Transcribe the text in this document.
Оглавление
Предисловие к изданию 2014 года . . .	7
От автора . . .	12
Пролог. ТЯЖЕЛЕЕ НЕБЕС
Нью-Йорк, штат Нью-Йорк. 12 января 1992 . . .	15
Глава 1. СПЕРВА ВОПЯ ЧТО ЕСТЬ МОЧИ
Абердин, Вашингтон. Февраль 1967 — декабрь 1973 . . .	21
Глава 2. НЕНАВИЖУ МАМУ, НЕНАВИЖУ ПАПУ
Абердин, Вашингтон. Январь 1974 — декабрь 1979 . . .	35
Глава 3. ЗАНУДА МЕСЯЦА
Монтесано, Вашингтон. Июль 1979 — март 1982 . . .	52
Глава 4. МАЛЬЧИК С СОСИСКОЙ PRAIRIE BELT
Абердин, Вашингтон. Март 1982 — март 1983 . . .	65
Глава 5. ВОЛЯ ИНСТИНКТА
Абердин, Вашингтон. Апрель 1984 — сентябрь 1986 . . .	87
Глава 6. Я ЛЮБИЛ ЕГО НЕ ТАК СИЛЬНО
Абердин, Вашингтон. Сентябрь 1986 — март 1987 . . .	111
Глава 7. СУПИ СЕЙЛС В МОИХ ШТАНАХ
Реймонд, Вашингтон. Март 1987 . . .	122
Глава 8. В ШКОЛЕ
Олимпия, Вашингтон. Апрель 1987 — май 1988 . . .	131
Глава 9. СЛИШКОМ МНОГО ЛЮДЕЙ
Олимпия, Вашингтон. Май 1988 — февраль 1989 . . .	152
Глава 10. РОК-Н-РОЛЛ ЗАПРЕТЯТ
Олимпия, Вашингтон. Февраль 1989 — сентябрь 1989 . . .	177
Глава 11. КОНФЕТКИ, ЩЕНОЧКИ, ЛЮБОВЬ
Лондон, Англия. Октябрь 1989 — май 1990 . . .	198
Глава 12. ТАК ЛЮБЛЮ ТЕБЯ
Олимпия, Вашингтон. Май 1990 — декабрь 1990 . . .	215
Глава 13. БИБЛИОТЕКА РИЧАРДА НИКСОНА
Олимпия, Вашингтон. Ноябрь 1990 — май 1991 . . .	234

• _Brief_:
Every line that holds the string "Олимпия" should be returned.

• _Completed exercise_:
Олимпия, Вашингтон. Апрель 1987 — май 1988 . . .	131
Олимпия, Вашингтон. Май 1988 — февраль 1989 . . .	152
Олимпия, Вашингтон. Февраль 1989 — сентябрь 1989 . . .	177
Олимпия, Вашингтон. Май 1990 — декабрь 1990 . . .	215
Олимпия, Вашингтон. Ноябрь 1990 — май 1991 . . .	234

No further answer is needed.